[What the exercise asks]
Convert all of the material below into a numbered list, omitting any blank lines.

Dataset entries

****************

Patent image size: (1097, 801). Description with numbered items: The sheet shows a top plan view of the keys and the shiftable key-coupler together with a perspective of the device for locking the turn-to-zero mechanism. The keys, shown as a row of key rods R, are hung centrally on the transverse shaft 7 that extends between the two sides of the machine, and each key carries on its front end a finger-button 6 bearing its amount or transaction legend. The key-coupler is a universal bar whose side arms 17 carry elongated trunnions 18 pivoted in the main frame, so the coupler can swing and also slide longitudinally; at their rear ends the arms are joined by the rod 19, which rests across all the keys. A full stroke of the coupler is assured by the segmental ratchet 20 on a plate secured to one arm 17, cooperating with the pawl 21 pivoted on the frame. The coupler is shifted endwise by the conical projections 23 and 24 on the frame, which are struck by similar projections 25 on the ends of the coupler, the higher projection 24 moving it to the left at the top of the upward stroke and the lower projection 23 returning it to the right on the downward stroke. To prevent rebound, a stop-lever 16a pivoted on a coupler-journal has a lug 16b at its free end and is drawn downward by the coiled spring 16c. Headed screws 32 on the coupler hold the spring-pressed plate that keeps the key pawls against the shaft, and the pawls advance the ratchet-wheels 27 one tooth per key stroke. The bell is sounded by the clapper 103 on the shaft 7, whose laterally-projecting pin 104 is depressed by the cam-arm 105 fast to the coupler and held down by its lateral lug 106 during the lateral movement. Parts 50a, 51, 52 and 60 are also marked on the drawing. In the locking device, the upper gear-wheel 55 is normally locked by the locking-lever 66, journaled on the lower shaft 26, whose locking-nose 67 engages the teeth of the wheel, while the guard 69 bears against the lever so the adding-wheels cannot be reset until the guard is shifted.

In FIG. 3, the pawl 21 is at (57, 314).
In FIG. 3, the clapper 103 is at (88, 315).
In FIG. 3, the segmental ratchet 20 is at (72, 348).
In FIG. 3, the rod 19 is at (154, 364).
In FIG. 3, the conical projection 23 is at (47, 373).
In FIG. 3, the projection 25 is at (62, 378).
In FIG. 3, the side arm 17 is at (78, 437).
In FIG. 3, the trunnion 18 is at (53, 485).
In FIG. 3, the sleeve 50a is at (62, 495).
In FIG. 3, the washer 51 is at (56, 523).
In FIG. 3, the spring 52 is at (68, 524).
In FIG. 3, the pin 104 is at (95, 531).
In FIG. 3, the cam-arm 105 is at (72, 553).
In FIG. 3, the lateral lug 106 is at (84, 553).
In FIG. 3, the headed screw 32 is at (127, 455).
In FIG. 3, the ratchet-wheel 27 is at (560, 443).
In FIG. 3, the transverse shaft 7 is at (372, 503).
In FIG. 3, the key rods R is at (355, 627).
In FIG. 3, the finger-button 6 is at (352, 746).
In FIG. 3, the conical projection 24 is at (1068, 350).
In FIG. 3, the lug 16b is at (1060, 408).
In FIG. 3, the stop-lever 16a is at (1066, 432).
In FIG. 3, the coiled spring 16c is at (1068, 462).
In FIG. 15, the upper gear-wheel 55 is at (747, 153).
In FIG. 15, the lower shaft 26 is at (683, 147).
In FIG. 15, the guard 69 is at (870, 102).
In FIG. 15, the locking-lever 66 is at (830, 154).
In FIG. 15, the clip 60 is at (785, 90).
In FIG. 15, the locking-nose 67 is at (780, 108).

****************

[Problem solution]
1. Patent image size: (1097, 801). Description with numbered items: The sheet shows a top plan view of the keys and the shiftable key-coupler together with a perspective of the device for locking the turn-to-zero mechanism. The keys, shown as a row of key rods R, are hung centrally on the transverse shaft 7 that extends between the two sides of the machine, and each key carries on its front end a finger-button 6 bearing its amount or transaction legend. The key-coupler is a universal bar whose side arms 17 carry elongated trunnions 18 pivoted in the main frame, so the coupler can swing and also slide longitudinally; at their rear ends the arms are joined by the rod 19, which rests across all the keys. A full stroke of the coupler is assured by the segmental ratchet 20 on a plate secured to one arm 17, cooperating with the pawl 21 pivoted on the frame. The coupler is shifted endwise by the conical projections 23 and 24 on the frame, which are struck by similar projections 25 on the ends of the coupler, the higher projection 24 moving it to the left at the top of the upward stroke and the lower projection 23 returning it to the right on the downward stroke. To prevent rebound, a stop-lever 16a pivoted on a coupler-journal has a lug 16b at its free end and is drawn downward by the coiled spring 16c. Headed screws 32 on the coupler hold the spring-pressed plate that keeps the key pawls against the shaft, and the pawls advance the ratchet-wheels 27 one tooth per key stroke. The bell is sounded by the clapper 103 on the shaft 7, whose laterally-projecting pin 104 is depressed by the cam-arm 105 fast to the coupler and held down by its lateral lug 106 during the lateral movement. Parts 50a, 51, 52 and 60 are also marked on the drawing. In the locking device, the upper gear-wheel 55 is normally locked by the locking-lever 66, journaled on the lower shaft 26, whose locking-nose 67 engages the teeth of the wheel, while the guard 69 bears against the lever so the adding-wheels cannot be reset until the guard is shifted.
2. In FIG. 3, the pawl 21 is at (57, 314).
3. In FIG. 3, the clapper 103 is at (88, 315).
4. In FIG. 3, the segmental ratchet 20 is at (72, 348).
5. In FIG. 3, the rod 19 is at (154, 364).
6. In FIG. 3, the conical projection 23 is at (47, 373).
7. In FIG. 3, the projection 25 is at (62, 378).
8. In FIG. 3, the side arm 17 is at (78, 437).
9. In FIG. 3, the trunnion 18 is at (53, 485).
10. In FIG. 3, the sleeve 50a is at (62, 495).
11. In FIG. 3, the washer 51 is at (56, 523).
12. In FIG. 3, the spring 52 is at (68, 524).
13. In FIG. 3, the pin 104 is at (95, 531).
14. In FIG. 3, the cam-arm 105 is at (72, 553).
15. In FIG. 3, the lateral lug 106 is at (84, 553).
16. In FIG. 3, the headed screw 32 is at (127, 455).
17. In FIG. 3, the ratchet-wheel 27 is at (560, 443).
18. In FIG. 3, the transverse shaft 7 is at (372, 503).
19. In FIG. 3, the key rods R is at (355, 627).
20. In FIG. 3, the finger-button 6 is at (352, 746).
21. In FIG. 3, the conical projection 24 is at (1068, 350).
22. In FIG. 3, the lug 16b is at (1060, 408).
23. In FIG. 3, the stop-lever 16a is at (1066, 432).
24. In FIG. 3, the coiled spring 16c is at (1068, 462).
25. In FIG. 15, the upper gear-wheel 55 is at (747, 153).
26. In FIG. 15, the lower shaft 26 is at (683, 147).
27. In FIG. 15, the guard 69 is at (870, 102).
28. In FIG. 15, the locking-lever 66 is at (830, 154).
29. In FIG. 15, the clip 60 is at (785, 90).
30. In FIG. 15, the locking-nose 67 is at (780, 108).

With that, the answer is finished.